**Your instructions**
Write out all of the data exactly as it appears.

***

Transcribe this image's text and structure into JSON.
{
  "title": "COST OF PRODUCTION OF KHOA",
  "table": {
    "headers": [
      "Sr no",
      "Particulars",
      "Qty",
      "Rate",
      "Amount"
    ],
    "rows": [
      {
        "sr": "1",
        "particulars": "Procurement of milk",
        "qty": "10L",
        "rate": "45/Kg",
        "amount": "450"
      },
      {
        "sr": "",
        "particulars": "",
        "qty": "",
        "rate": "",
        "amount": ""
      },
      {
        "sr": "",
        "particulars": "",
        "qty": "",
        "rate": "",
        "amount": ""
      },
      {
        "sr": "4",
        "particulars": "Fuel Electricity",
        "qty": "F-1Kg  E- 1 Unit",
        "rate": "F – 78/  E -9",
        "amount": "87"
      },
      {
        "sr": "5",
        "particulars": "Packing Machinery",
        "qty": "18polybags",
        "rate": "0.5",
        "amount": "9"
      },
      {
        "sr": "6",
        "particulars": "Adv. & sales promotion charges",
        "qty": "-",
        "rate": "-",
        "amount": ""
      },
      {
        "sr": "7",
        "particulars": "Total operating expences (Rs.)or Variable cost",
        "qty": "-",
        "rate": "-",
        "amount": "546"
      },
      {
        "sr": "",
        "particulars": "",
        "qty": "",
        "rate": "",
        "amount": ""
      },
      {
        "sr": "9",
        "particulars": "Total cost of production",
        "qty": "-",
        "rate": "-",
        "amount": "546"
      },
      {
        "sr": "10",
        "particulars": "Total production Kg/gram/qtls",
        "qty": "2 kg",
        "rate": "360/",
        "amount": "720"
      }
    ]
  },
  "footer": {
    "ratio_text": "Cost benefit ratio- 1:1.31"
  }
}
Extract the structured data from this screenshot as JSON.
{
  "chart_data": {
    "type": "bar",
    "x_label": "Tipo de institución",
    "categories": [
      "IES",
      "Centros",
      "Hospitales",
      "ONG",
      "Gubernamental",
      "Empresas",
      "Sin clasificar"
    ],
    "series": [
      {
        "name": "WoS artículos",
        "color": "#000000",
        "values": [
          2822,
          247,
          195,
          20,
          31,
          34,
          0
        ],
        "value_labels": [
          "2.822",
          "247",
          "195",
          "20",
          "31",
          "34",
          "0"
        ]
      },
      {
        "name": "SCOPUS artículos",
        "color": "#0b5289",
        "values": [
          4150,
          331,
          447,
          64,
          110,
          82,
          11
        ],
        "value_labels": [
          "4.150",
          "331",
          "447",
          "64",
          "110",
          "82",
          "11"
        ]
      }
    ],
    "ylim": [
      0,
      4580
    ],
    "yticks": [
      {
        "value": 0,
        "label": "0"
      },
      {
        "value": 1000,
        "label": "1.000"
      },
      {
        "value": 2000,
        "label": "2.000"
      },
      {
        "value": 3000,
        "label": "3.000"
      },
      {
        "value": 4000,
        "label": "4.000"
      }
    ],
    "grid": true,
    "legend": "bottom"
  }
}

***

**Response to this task**
Transcribe this image's text and structure into JSON.
{
  "title": "COST OF PRODUCTION OF KHOA",
  "table": {
    "headers": [
      "Sr no",
      "Particulars",
      "Qty",
      "Rate",
      "Amount"
    ],
    "rows": [
      {
        "sr": "1",
        "particulars": "Procurement of milk",
        "qty": "10L",
        "rate": "45/Kg",
        "amount": "450"
      },
      {
        "sr": "",
        "particulars": "",
        "qty": "",
        "rate": "",
        "amount": ""
      },
      {
        "sr": "",
        "particulars": "",
        "qty": "",
        "rate": "",
        "amount": ""
      },
      {
        "sr": "4",
        "particulars": "Fuel Electricity",
        "qty": "F-1Kg  E- 1 Unit",
        "rate": "F – 78/  E -9",
        "amount": "87"
      },
      {
        "sr": "5",
        "particulars": "Packing Machinery",
        "qty": "18polybags",
        "rate": "0.5",
        "amount": "9"
      },
      {
        "sr": "6",
        "particulars": "Adv. & sales promotion charges",
        "qty": "-",
        "rate": "-",
        "amount": ""
      },
      {
        "sr": "7",
        "particulars": "Total operating expences (Rs.)or Variable cost",
        "qty": "-",
        "rate": "-",
        "amount": "546"
      },
      {
        "sr": "",
        "particulars": "",
        "qty": "",
        "rate": "",
        "amount": ""
      },
      {
        "sr": "9",
        "particulars": "Total cost of production",
        "qty": "-",
        "rate": "-",
        "amount": "546"
      },
      {
        "sr": "10",
        "particulars": "Total production Kg/gram/qtls",
        "qty": "2 kg",
        "rate": "360/",
        "amount": "720"
      }
    ]
  },
  "footer": {
    "ratio_text": "Cost benefit ratio- 1:1.31"
  }
}
Extract the structured data from this screenshot as JSON.
{
  "chart_data": {
    "type": "bar",
    "x_label": "Tipo de institución",
    "categories": [
      "IES",
      "Centros",
      "Hospitales",
      "ONG",
      "Gubernamental",
      "Empresas",
      "Sin clasificar"
    ],
    "series": [
      {
        "name": "WoS artículos",
        "color": "#000000",
        "values": [
          2822,
          247,
          195,
          20,
          31,
          34,
          0
        ],
        "value_labels": [
          "2.822",
          "247",
          "195",
          "20",
          "31",
          "34",
          "0"
        ]
      },
      {
        "name": "SCOPUS artículos",
        "color": "#0b5289",
        "values": [
          4150,
          331,
          447,
          64,
          110,
          82,
          11
        ],
        "value_labels": [
          "4.150",
          "331",
          "447",
          "64",
          "110",
          "82",
          "11"
        ]
      }
    ],
    "ylim": [
      0,
      4580
    ],
    "yticks": [
      {
        "value": 0,
        "label": "0"
      },
      {
        "value": 1000,
        "label": "1.000"
      },
      {
        "value": 2000,
        "label": "2.000"
      },
      {
        "value": 3000,
        "label": "3.000"
      },
      {
        "value": 4000,
        "label": "4.000"
      }
    ],
    "grid": true,
    "legend": "bottom"
  }
}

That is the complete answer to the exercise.